Transcribe the records that follow exactly. Skip the pictures.

● LISTED RECORDS:
+--

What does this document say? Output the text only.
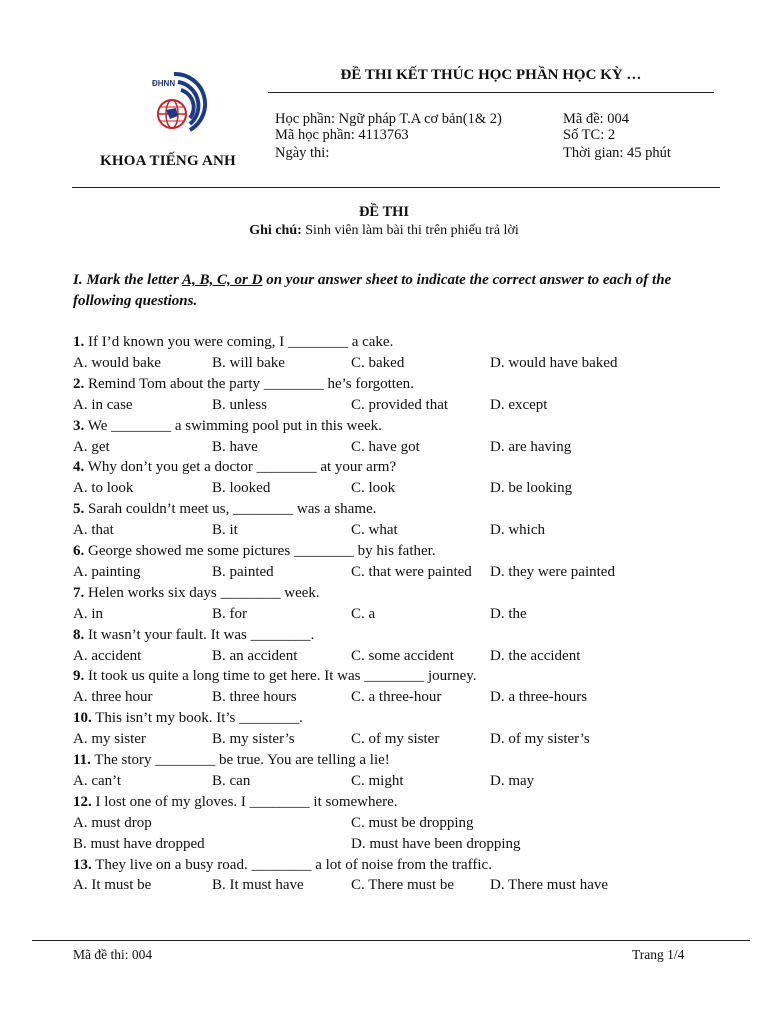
ĐHNN
KHOA TIẾNG ANH
ĐỀ THI KẾT THÚC HỌC PHẦN HỌC KỲ …
Học phần: Ngữ pháp T.A cơ bản(1& 2)
Mã học phần: 4113763
Ngày thi:
Mã đề: 004
Số TC: 2
Thời gian: 45 phút
ĐỀ THI
Ghi chú: Sinh viên làm bài thi trên phiếu trả lời
I. Mark the letter A, B, C, or D on your answer sheet to indicate the correct answer to each of the following questions.
1. If I’d known you were coming, I ________ a cake.
A. would bake	B. will bake	C. baked	D. would have baked
2. Remind Tom about the party ________ he’s forgotten.
A. in case	B. unless	C. provided that	D. except
3. We ________ a swimming pool put in this week.
A. get	B. have	C. have got	D. are having
4. Why don’t you get a doctor ________ at your arm?
A. to look	B. looked	C. look	D. be looking
5. Sarah couldn’t meet us, ________ was a shame.
A. that	B. it	C. what	D. which
6. George showed me some pictures ________ by his father.
A. painting	B. painted	C. that were painted D. they were painted
7. Helen works six days ________ week.
A. in	B. for	C. a	D. the
8. It wasn’t your fault. It was ________.
A. accident	B. an accident	C. some accident D. the accident
9. It took us quite a long time to get here. It was ________ journey.
A. three hour	B. three hours	C. a three-hour	D. a three-hours
10. This isn’t my book. It’s ________.
A. my sister	B. my sister’s	C. of my sister	D. of my sister’s
11. The story ________ be true. You are telling a lie!
A. can’t	B. can	C. might	D. may
12. I lost one of my gloves. I ________ it somewhere.
A. must drop
B. must have dropped
C. must be dropping
D. must have been dropping
13. They live on a busy road. ________ a lot of noise from the traffic.
A. It must be	B. It must have	C. There must be D. There must have
Mã đề thi: 004	Trang 1/4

+--

● SOLUTION FOR THIS PROBLEM:
What does this document say? Output the text only.
ĐHNN
KHOA TIẾNG ANH
ĐỀ THI KẾT THÚC HỌC PHẦN HỌC KỲ …
Học phần: Ngữ pháp T.A cơ bản(1& 2)
Mã học phần: 4113763
Ngày thi:
Mã đề: 004
Số TC: 2
Thời gian: 45 phút
ĐỀ THI
Ghi chú: Sinh viên làm bài thi trên phiếu trả lời
I. Mark the letter A, B, C, or D on your answer sheet to indicate the correct answer to each of the following questions.
1. If I’d known you were coming, I ________ a cake.
A. would bake	B. will bake	C. baked	D. would have baked
2. Remind Tom about the party ________ he’s forgotten.
A. in case	B. unless	C. provided that	D. except
3. We ________ a swimming pool put in this week.
A. get	B. have	C. have got	D. are having
4. Why don’t you get a doctor ________ at your arm?
A. to look	B. looked	C. look	D. be looking
5. Sarah couldn’t meet us, ________ was a shame.
A. that	B. it	C. what	D. which
6. George showed me some pictures ________ by his father.
A. painting	B. painted	C. that were painted D. they were painted
7. Helen works six days ________ week.
A. in	B. for	C. a	D. the
8. It wasn’t your fault. It was ________.
A. accident	B. an accident	C. some accident D. the accident
9. It took us quite a long time to get here. It was ________ journey.
A. three hour	B. three hours	C. a three-hour	D. a three-hours
10. This isn’t my book. It’s ________.
A. my sister	B. my sister’s	C. of my sister	D. of my sister’s
11. The story ________ be true. You are telling a lie!
A. can’t	B. can	C. might	D. may
12. I lost one of my gloves. I ________ it somewhere.
A. must drop
B. must have dropped
C. must be dropping
D. must have been dropping
13. They live on a busy road. ________ a lot of noise from the traffic.
A. It must be	B. It must have	C. There must be D. There must have
Mã đề thi: 004	Trang 1/4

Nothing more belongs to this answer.